■ AIM: Return only the number of lines that hold "البهنسا".

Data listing
------------------------------------
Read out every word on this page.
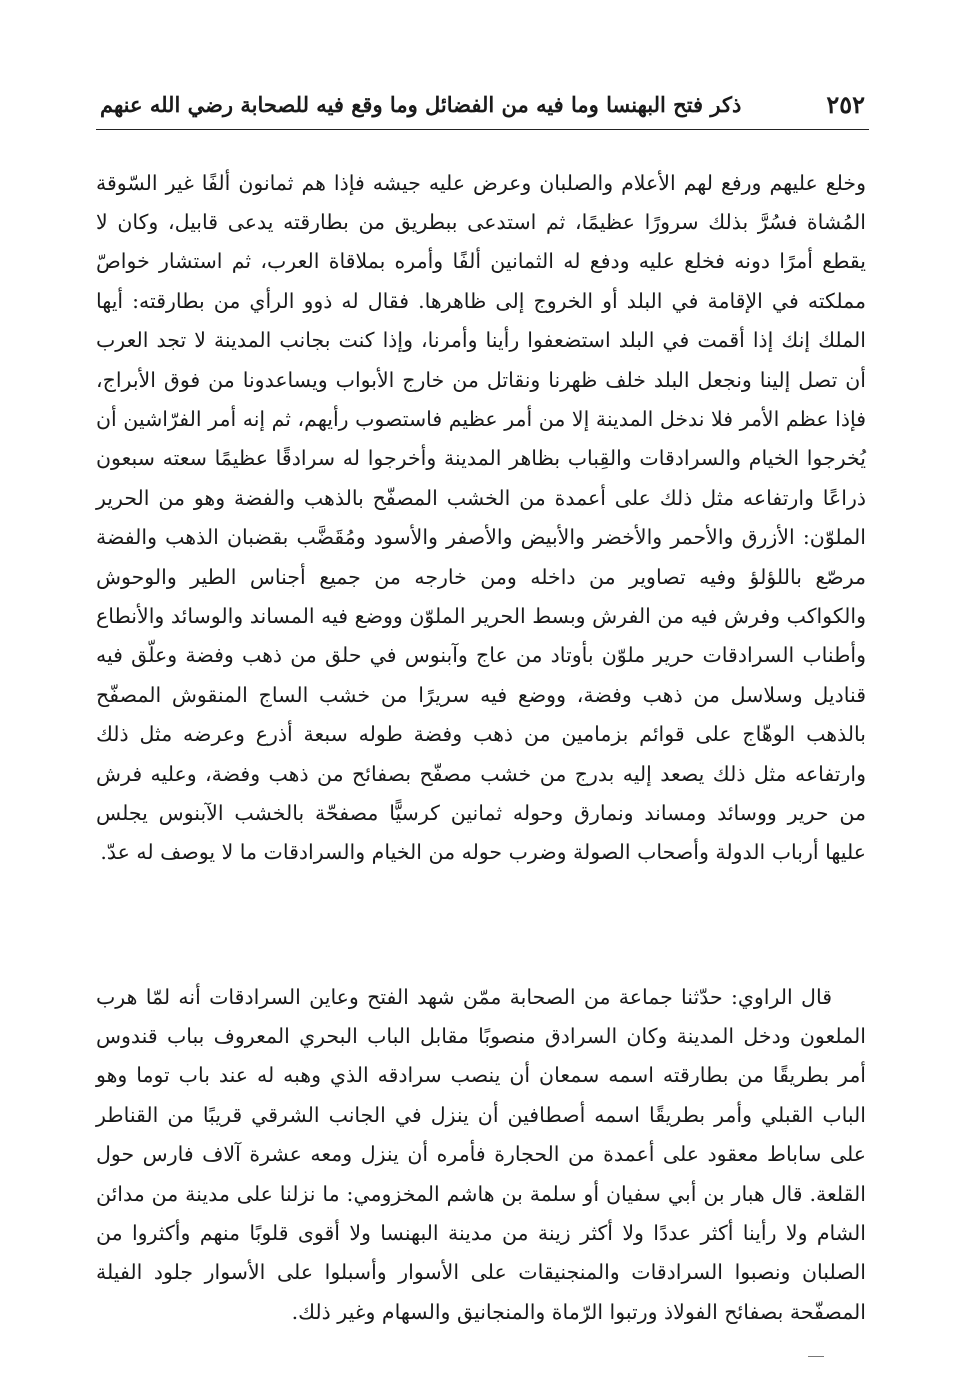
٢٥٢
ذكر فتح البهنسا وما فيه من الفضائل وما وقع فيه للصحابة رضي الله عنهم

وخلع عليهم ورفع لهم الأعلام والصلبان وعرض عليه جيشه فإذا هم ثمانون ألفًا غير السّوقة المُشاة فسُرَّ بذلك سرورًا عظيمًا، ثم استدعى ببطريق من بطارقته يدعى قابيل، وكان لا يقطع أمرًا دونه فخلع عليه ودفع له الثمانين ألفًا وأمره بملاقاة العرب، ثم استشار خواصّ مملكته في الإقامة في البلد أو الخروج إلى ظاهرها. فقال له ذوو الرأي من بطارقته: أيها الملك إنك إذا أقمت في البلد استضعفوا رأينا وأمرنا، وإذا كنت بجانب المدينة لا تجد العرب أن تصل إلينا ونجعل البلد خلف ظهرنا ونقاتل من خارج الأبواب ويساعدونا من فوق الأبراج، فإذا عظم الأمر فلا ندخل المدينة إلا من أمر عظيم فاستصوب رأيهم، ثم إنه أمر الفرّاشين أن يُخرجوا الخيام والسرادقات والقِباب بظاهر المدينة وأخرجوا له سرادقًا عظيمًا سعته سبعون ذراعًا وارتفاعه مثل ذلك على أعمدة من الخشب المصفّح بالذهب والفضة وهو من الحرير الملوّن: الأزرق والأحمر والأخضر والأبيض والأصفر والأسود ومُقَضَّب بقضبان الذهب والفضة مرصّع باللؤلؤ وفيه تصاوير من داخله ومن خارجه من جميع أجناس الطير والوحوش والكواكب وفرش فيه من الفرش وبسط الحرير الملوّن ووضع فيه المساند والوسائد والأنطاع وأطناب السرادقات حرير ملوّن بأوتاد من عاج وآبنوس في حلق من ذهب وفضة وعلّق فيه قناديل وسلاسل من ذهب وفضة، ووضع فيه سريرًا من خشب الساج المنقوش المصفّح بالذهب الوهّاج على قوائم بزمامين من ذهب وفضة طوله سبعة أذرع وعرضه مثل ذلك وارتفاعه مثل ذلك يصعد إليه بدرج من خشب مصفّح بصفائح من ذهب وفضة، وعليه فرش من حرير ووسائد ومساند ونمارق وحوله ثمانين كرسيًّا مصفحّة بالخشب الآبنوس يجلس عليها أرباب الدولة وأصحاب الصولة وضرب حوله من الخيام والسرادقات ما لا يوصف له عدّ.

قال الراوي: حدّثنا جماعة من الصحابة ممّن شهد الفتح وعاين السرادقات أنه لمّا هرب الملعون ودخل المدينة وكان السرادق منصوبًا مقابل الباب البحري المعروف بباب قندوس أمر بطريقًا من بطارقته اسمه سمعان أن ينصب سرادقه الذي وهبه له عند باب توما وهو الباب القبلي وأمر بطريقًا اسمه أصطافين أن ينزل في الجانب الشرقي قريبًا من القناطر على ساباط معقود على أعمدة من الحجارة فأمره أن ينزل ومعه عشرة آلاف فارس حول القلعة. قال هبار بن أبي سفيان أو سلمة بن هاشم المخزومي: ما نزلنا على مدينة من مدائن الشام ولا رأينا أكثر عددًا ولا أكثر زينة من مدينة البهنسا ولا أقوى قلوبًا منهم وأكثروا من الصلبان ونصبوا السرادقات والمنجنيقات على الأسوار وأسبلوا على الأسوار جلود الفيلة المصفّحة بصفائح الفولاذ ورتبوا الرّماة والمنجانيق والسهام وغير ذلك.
------------------------------------
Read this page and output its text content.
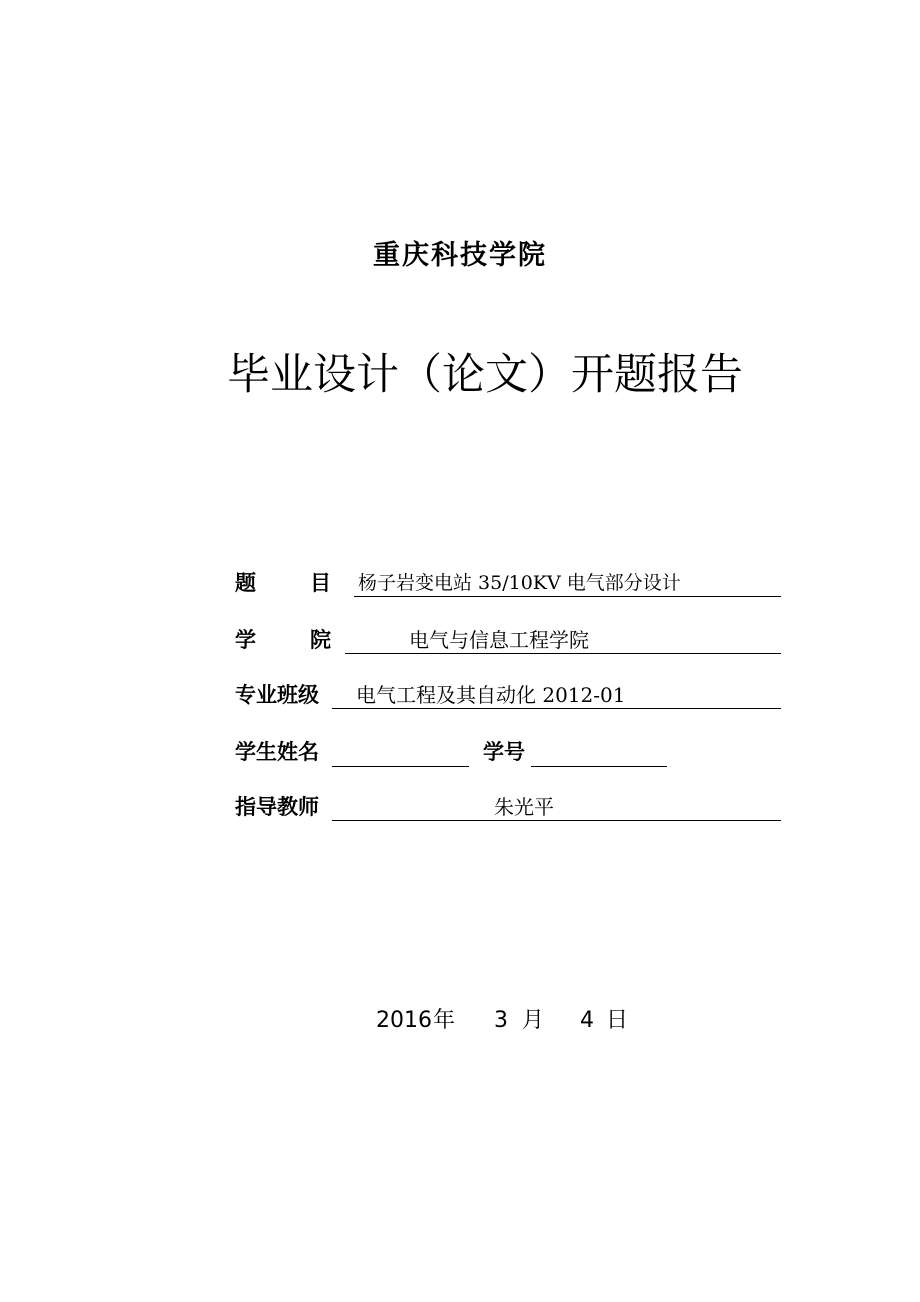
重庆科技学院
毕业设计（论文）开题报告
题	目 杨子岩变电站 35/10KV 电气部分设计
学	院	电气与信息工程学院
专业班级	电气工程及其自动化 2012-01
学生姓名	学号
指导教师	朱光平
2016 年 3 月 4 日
------------------------------------
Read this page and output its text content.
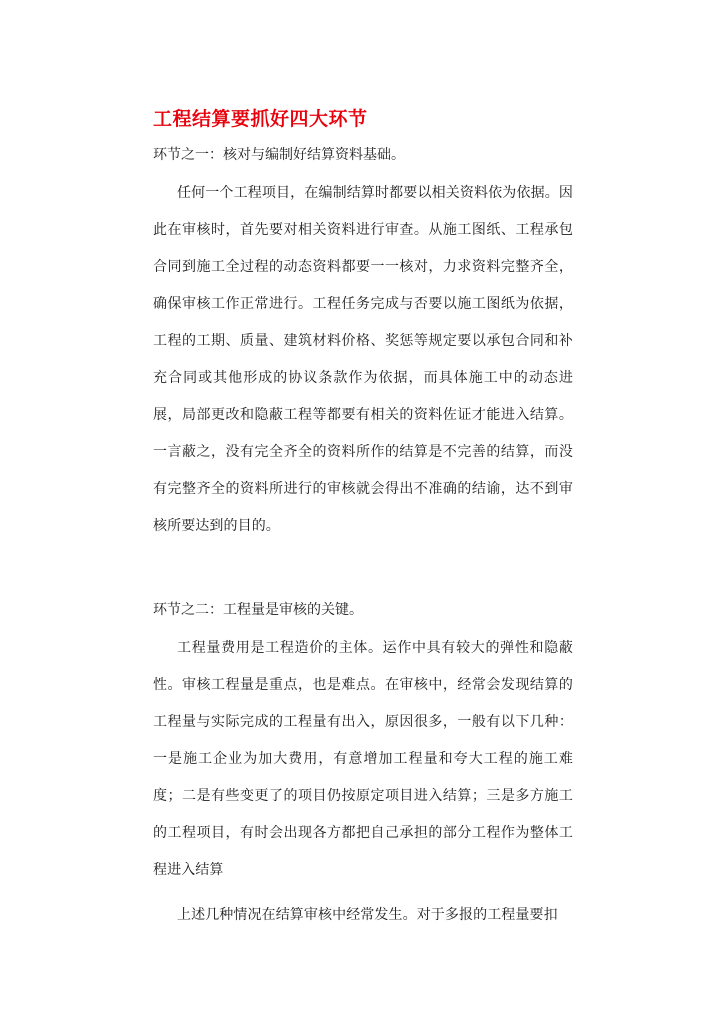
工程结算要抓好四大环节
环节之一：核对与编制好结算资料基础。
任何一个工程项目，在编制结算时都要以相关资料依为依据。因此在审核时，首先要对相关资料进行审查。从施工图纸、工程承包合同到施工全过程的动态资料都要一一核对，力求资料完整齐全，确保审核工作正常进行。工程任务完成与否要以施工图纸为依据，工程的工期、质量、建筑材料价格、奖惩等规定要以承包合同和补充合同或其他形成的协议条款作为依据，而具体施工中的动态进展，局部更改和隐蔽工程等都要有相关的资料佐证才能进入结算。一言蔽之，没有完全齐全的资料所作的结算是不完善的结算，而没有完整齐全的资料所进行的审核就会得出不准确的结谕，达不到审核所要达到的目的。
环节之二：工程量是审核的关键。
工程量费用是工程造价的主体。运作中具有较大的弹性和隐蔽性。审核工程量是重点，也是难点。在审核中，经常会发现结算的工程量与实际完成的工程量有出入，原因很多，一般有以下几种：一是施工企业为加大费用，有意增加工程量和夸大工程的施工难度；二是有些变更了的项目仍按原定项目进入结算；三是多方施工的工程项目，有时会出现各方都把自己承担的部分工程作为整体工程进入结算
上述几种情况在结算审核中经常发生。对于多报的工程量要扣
------------------------------------
■ WRITTEN SOLUTION: 2